EXTRACTED INFORMATION |
>> Begin

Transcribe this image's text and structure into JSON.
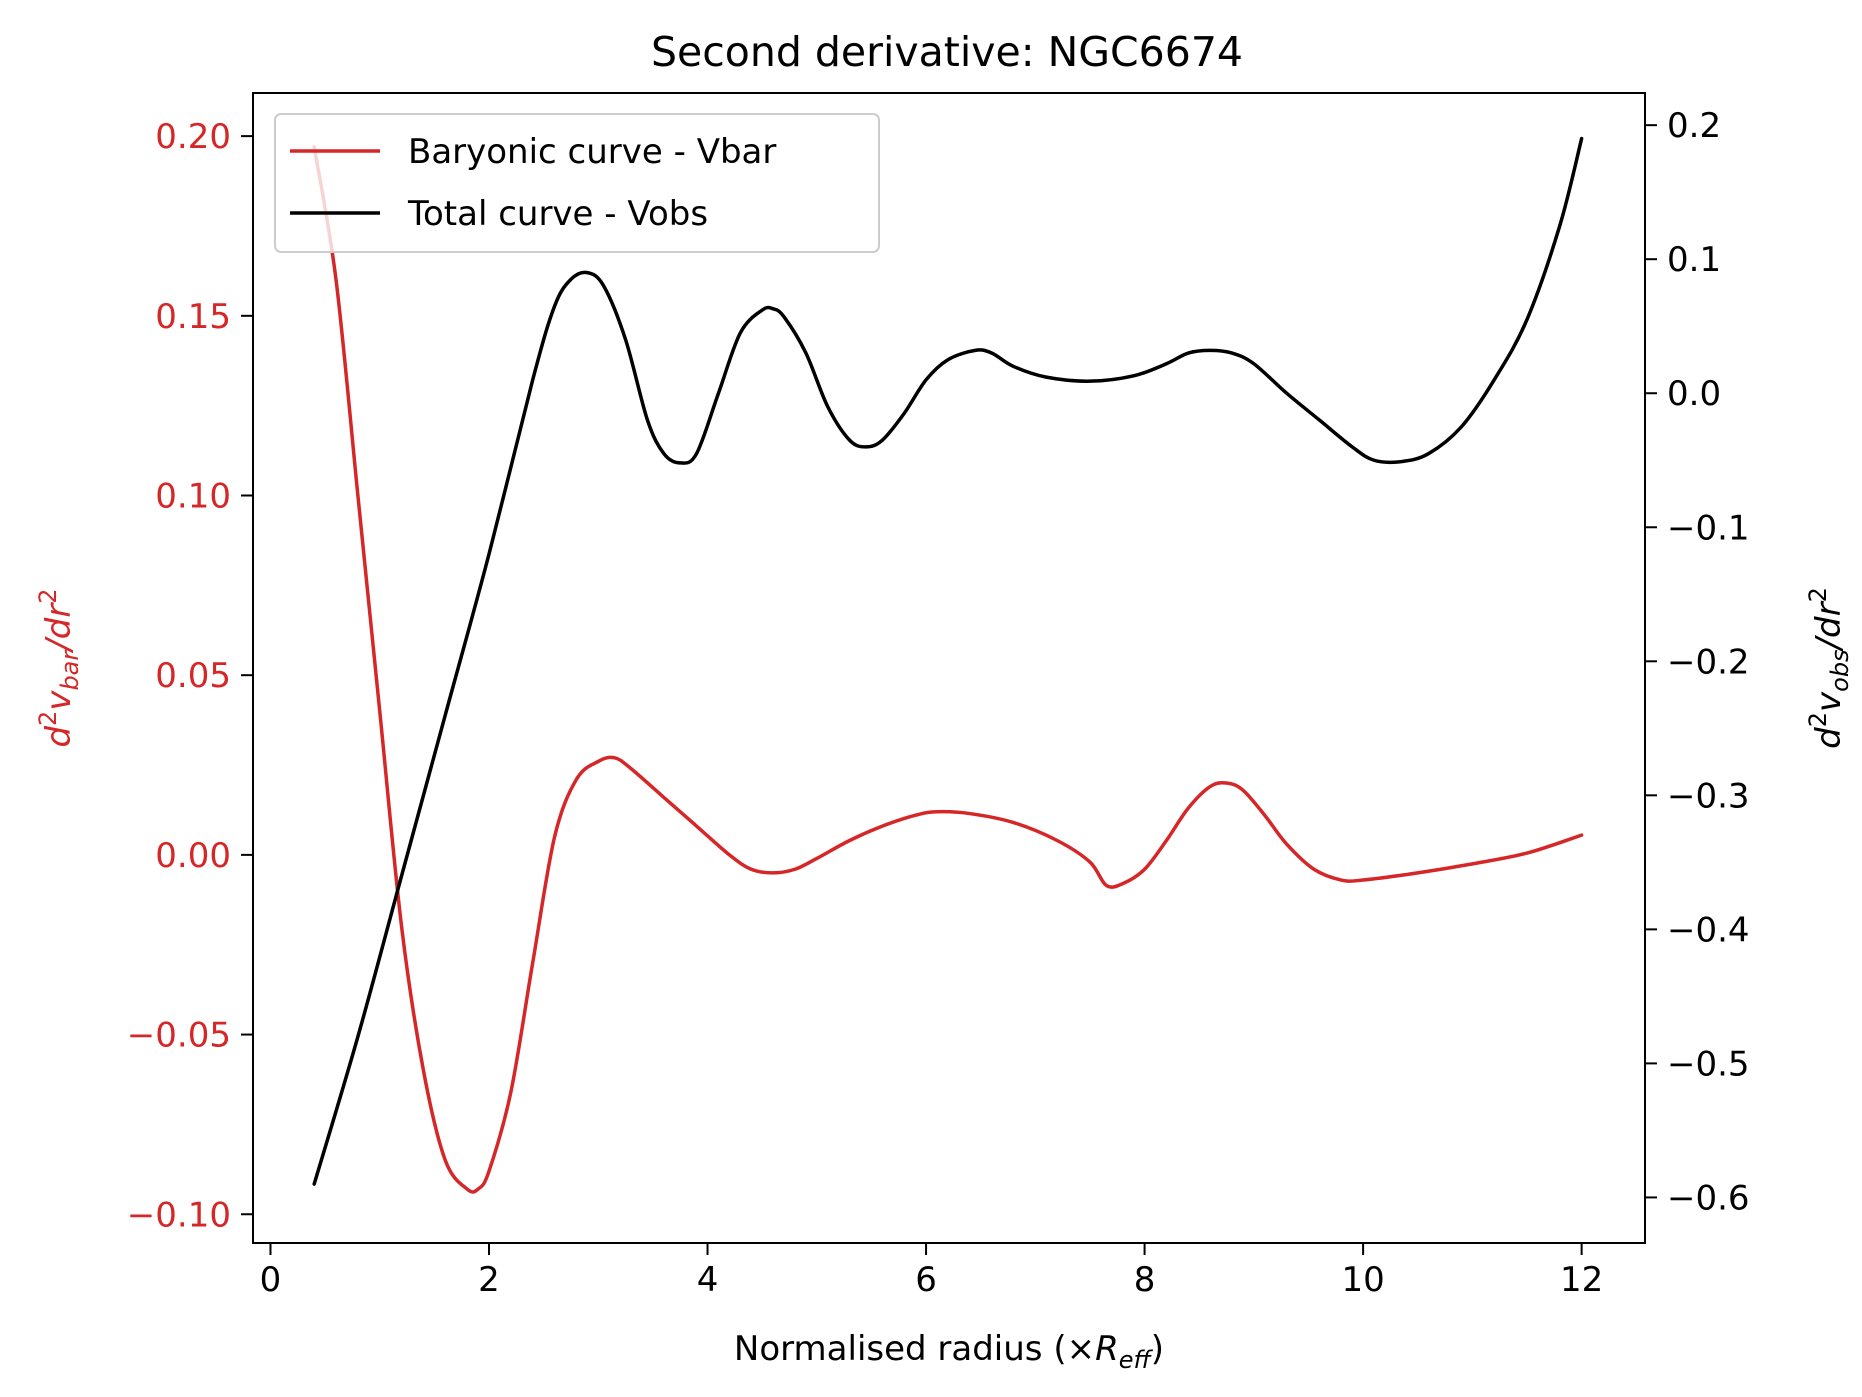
{
  "chart_data": {
    "type": "line",
    "title": "Second derivative: NGC6674",
    "xlabel": "Normalised radius (×R_eff)",
    "xlabel_parts": {
      "prefix": "Normalised radius (×",
      "symbol": "R",
      "subscript": "eff",
      "suffix": ")"
    },
    "ylabel_left": "d²v_bar/dr²",
    "ylabel_left_parts": {
      "d": "d",
      "sup1": "2",
      "v": "v",
      "sub": "bar",
      "dr": "/dr",
      "sup2": "2"
    },
    "ylabel_right": "d²v_obs/dr²",
    "ylabel_right_parts": {
      "d": "d",
      "sup1": "2",
      "v": "v",
      "sub": "obs",
      "dr": "/dr",
      "sup2": "2"
    },
    "xlim": [
      -0.16,
      12.58
    ],
    "ylim_left": [
      -0.108,
      0.212
    ],
    "ylim_right": [
      -0.634,
      0.224
    ],
    "xticks": [
      0,
      2,
      4,
      6,
      8,
      10,
      12
    ],
    "xtick_labels": [
      "0",
      "2",
      "4",
      "6",
      "8",
      "10",
      "12"
    ],
    "yticks_left": [
      -0.1,
      -0.05,
      0.0,
      0.05,
      0.1,
      0.15,
      0.2
    ],
    "ytick_labels_left": [
      "−0.10",
      "−0.05",
      "0.00",
      "0.05",
      "0.10",
      "0.15",
      "0.20"
    ],
    "yticks_right": [
      -0.6,
      -0.5,
      -0.4,
      -0.3,
      -0.2,
      -0.1,
      0.0,
      0.1,
      0.2
    ],
    "ytick_labels_right": [
      "−0.6",
      "−0.5",
      "−0.4",
      "−0.3",
      "−0.2",
      "−0.1",
      "0.0",
      "0.1",
      "0.2"
    ],
    "grid": false,
    "legend_position": "top-left",
    "colors": {
      "bar": "#d62728",
      "obs": "#000000",
      "left_axis": "#d62728",
      "right_axis": "#000000"
    },
    "series": [
      {
        "name": "Baryonic curve - Vbar",
        "axis": "left",
        "color": "#d62728",
        "points": [
          [
            0.4,
            0.197
          ],
          [
            0.6,
            0.16
          ],
          [
            0.8,
            0.1
          ],
          [
            1.0,
            0.04
          ],
          [
            1.2,
            -0.02
          ],
          [
            1.4,
            -0.06
          ],
          [
            1.6,
            -0.085
          ],
          [
            1.8,
            -0.093
          ],
          [
            1.9,
            -0.093
          ],
          [
            2.0,
            -0.088
          ],
          [
            2.2,
            -0.066
          ],
          [
            2.4,
            -0.03
          ],
          [
            2.6,
            0.005
          ],
          [
            2.8,
            0.021
          ],
          [
            3.0,
            0.026
          ],
          [
            3.15,
            0.027
          ],
          [
            3.3,
            0.024
          ],
          [
            3.6,
            0.016
          ],
          [
            3.9,
            0.008
          ],
          [
            4.2,
            0.0
          ],
          [
            4.4,
            -0.004
          ],
          [
            4.6,
            -0.005
          ],
          [
            4.8,
            -0.004
          ],
          [
            5.0,
            -0.001
          ],
          [
            5.3,
            0.004
          ],
          [
            5.6,
            0.008
          ],
          [
            5.9,
            0.011
          ],
          [
            6.1,
            0.012
          ],
          [
            6.4,
            0.0115
          ],
          [
            6.8,
            0.009
          ],
          [
            7.2,
            0.004
          ],
          [
            7.5,
            -0.002
          ],
          [
            7.65,
            -0.0085
          ],
          [
            7.8,
            -0.008
          ],
          [
            8.0,
            -0.004
          ],
          [
            8.2,
            0.004
          ],
          [
            8.4,
            0.013
          ],
          [
            8.6,
            0.019
          ],
          [
            8.75,
            0.02
          ],
          [
            8.9,
            0.018
          ],
          [
            9.1,
            0.011
          ],
          [
            9.3,
            0.003
          ],
          [
            9.55,
            -0.004
          ],
          [
            9.8,
            -0.007
          ],
          [
            10.0,
            -0.007
          ],
          [
            10.5,
            -0.005
          ],
          [
            11.0,
            -0.0025
          ],
          [
            11.5,
            0.0005
          ],
          [
            12.0,
            0.0055
          ]
        ]
      },
      {
        "name": "Total curve - Vobs",
        "axis": "right",
        "color": "#000000",
        "points": [
          [
            0.4,
            -0.59
          ],
          [
            0.8,
            -0.48
          ],
          [
            1.2,
            -0.36
          ],
          [
            1.6,
            -0.24
          ],
          [
            2.0,
            -0.12
          ],
          [
            2.4,
            0.01
          ],
          [
            2.6,
            0.065
          ],
          [
            2.75,
            0.085
          ],
          [
            2.9,
            0.09
          ],
          [
            3.05,
            0.08
          ],
          [
            3.25,
            0.04
          ],
          [
            3.45,
            -0.02
          ],
          [
            3.6,
            -0.045
          ],
          [
            3.75,
            -0.052
          ],
          [
            3.9,
            -0.045
          ],
          [
            4.1,
            0.0
          ],
          [
            4.3,
            0.045
          ],
          [
            4.5,
            0.062
          ],
          [
            4.6,
            0.063
          ],
          [
            4.7,
            0.057
          ],
          [
            4.9,
            0.03
          ],
          [
            5.1,
            -0.01
          ],
          [
            5.3,
            -0.035
          ],
          [
            5.45,
            -0.04
          ],
          [
            5.6,
            -0.035
          ],
          [
            5.8,
            -0.015
          ],
          [
            6.0,
            0.01
          ],
          [
            6.2,
            0.025
          ],
          [
            6.45,
            0.032
          ],
          [
            6.6,
            0.03
          ],
          [
            6.8,
            0.02
          ],
          [
            7.1,
            0.012
          ],
          [
            7.5,
            0.009
          ],
          [
            7.9,
            0.013
          ],
          [
            8.2,
            0.022
          ],
          [
            8.4,
            0.03
          ],
          [
            8.6,
            0.032
          ],
          [
            8.8,
            0.03
          ],
          [
            9.0,
            0.022
          ],
          [
            9.3,
            0.0
          ],
          [
            9.6,
            -0.02
          ],
          [
            9.9,
            -0.04
          ],
          [
            10.1,
            -0.05
          ],
          [
            10.35,
            -0.051
          ],
          [
            10.6,
            -0.045
          ],
          [
            10.9,
            -0.025
          ],
          [
            11.2,
            0.01
          ],
          [
            11.5,
            0.055
          ],
          [
            11.8,
            0.125
          ],
          [
            12.0,
            0.19
          ]
        ]
      }
    ]
  }
}
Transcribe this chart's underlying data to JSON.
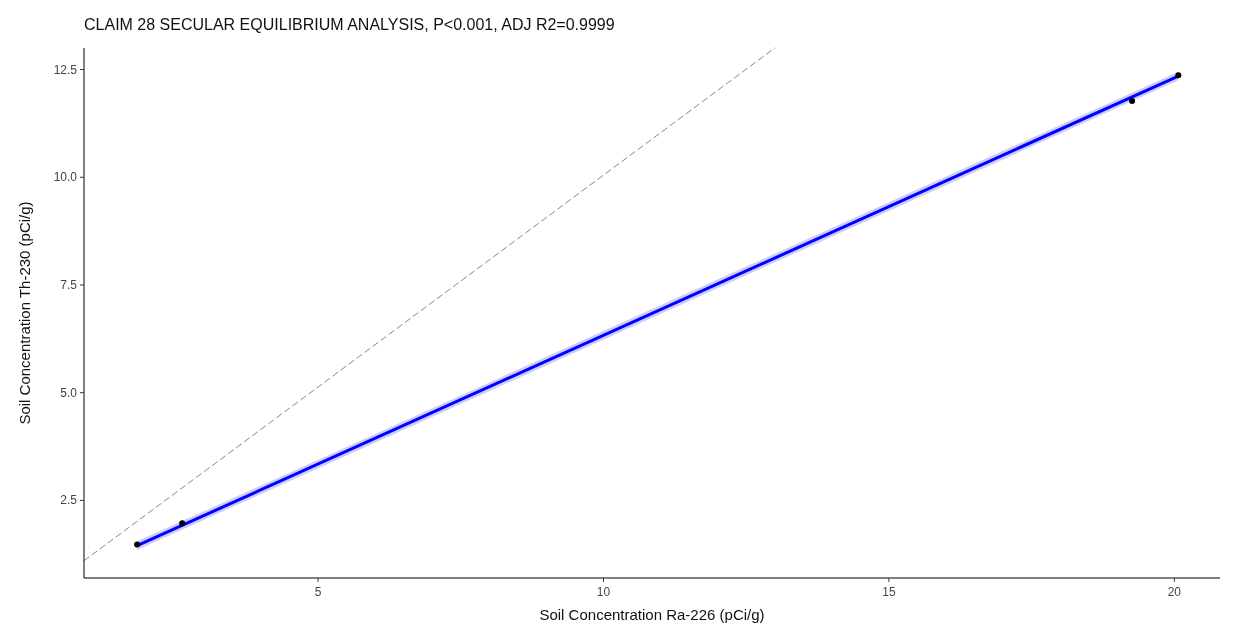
{
  "chart_data": {
    "type": "scatter",
    "title": "CLAIM 28 SECULAR EQUILIBRIUM ANALYSIS, P<0.001, ADJ R2=0.9999",
    "xlabel": "Soil Concentration Ra-226 (pCi/g)",
    "ylabel": "Soil Concentration Th-230 (pCi/g)",
    "xlim": [
      0.9,
      20.8
    ],
    "ylim": [
      0.7,
      13
    ],
    "xticks": [
      5,
      10,
      15,
      20
    ],
    "yticks": [
      {
        "value": 2.5,
        "label": "2.5"
      },
      {
        "value": 5,
        "label": "5.0"
      },
      {
        "value": 7.5,
        "label": "7.5"
      },
      {
        "value": 10,
        "label": "10.0"
      },
      {
        "value": 12.5,
        "label": "12.5"
      }
    ],
    "grid": false,
    "series": [
      {
        "type": "line",
        "color": "#888888",
        "line_style": "dashed",
        "marker": "none",
        "x": [
          0.9,
          13
        ],
        "values": [
          1.1,
          13
        ]
      },
      {
        "type": "line",
        "color": "#0000ff",
        "line_style": "solid",
        "marker": "none",
        "x": [
          1.83,
          20.07
        ],
        "values": [
          1.45,
          12.35
        ],
        "lower": [
          1.35,
          12.25
        ],
        "upper": [
          1.55,
          12.45
        ]
      },
      {
        "color": "#000000",
        "marker": "circle",
        "x": [
          1.83,
          2.62,
          19.26,
          20.07
        ],
        "values": [
          1.48,
          1.97,
          11.77,
          12.37
        ]
      }
    ]
  }
}
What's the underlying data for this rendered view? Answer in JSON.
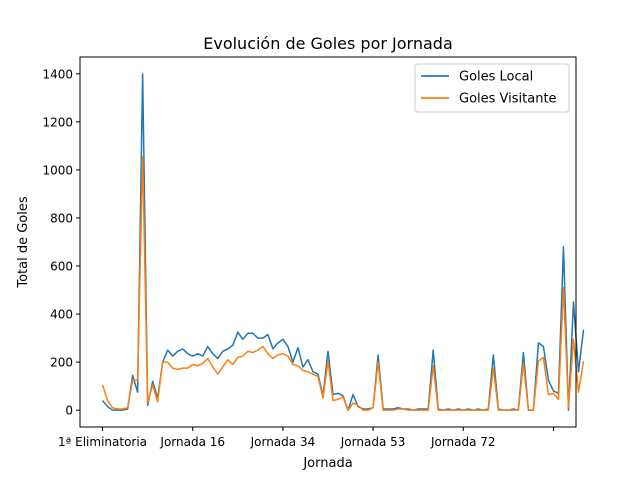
{
  "chart_data": {
    "type": "line",
    "title": "Evolución de Goles por Jornada",
    "xlabel": "Jornada",
    "ylabel": "Total de Goles",
    "ylim": [
      -70,
      1470
    ],
    "yticks": [
      0,
      200,
      400,
      600,
      800,
      1000,
      1200,
      1400
    ],
    "xticks": [
      {
        "label": "1ª Eliminatoria",
        "index": 0
      },
      {
        "label": "Jornada 16",
        "index": 18
      },
      {
        "label": "Jornada 34",
        "index": 36
      },
      {
        "label": "Jornada 53",
        "index": 54
      },
      {
        "label": "Jornada 72",
        "index": 72
      },
      {
        "label": "",
        "index": 90
      }
    ],
    "legend_position": "top-right",
    "grid": false,
    "series": [
      {
        "name": "Goles Local",
        "color": "#1f77b4",
        "values": [
          40,
          15,
          0,
          0,
          0,
          5,
          145,
          75,
          1400,
          20,
          120,
          50,
          200,
          250,
          225,
          245,
          255,
          235,
          225,
          235,
          225,
          265,
          235,
          215,
          245,
          255,
          270,
          325,
          295,
          320,
          320,
          300,
          300,
          315,
          255,
          280,
          295,
          265,
          200,
          260,
          180,
          210,
          160,
          150,
          60,
          245,
          65,
          70,
          60,
          0,
          65,
          15,
          5,
          5,
          10,
          230,
          5,
          5,
          5,
          10,
          5,
          5,
          0,
          5,
          5,
          5,
          250,
          5,
          0,
          5,
          0,
          5,
          0,
          5,
          0,
          5,
          0,
          5,
          230,
          5,
          0,
          0,
          5,
          0,
          240,
          0,
          0,
          280,
          265,
          125,
          80,
          70,
          680,
          0,
          450,
          160,
          335
        ]
      },
      {
        "name": "Goles Visitante",
        "color": "#ff7f0e",
        "values": [
          105,
          40,
          10,
          5,
          5,
          10,
          125,
          125,
          1055,
          30,
          105,
          35,
          200,
          200,
          175,
          170,
          175,
          175,
          190,
          185,
          195,
          215,
          180,
          150,
          180,
          210,
          190,
          220,
          225,
          245,
          240,
          250,
          265,
          235,
          215,
          230,
          235,
          225,
          190,
          185,
          165,
          160,
          150,
          140,
          50,
          205,
          40,
          45,
          55,
          0,
          30,
          20,
          0,
          0,
          10,
          200,
          0,
          0,
          0,
          5,
          5,
          0,
          0,
          0,
          0,
          0,
          185,
          0,
          0,
          0,
          0,
          0,
          0,
          0,
          0,
          0,
          0,
          0,
          175,
          0,
          0,
          0,
          0,
          0,
          195,
          0,
          0,
          205,
          220,
          65,
          70,
          45,
          510,
          10,
          295,
          75,
          205
        ]
      }
    ]
  }
}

>> End

Identify every line above that includes the word "Total", and show those lines.

RESPONSE BELOW |
        "name": "Total curve - Vobs",
    "ylabel": "Total de Goles",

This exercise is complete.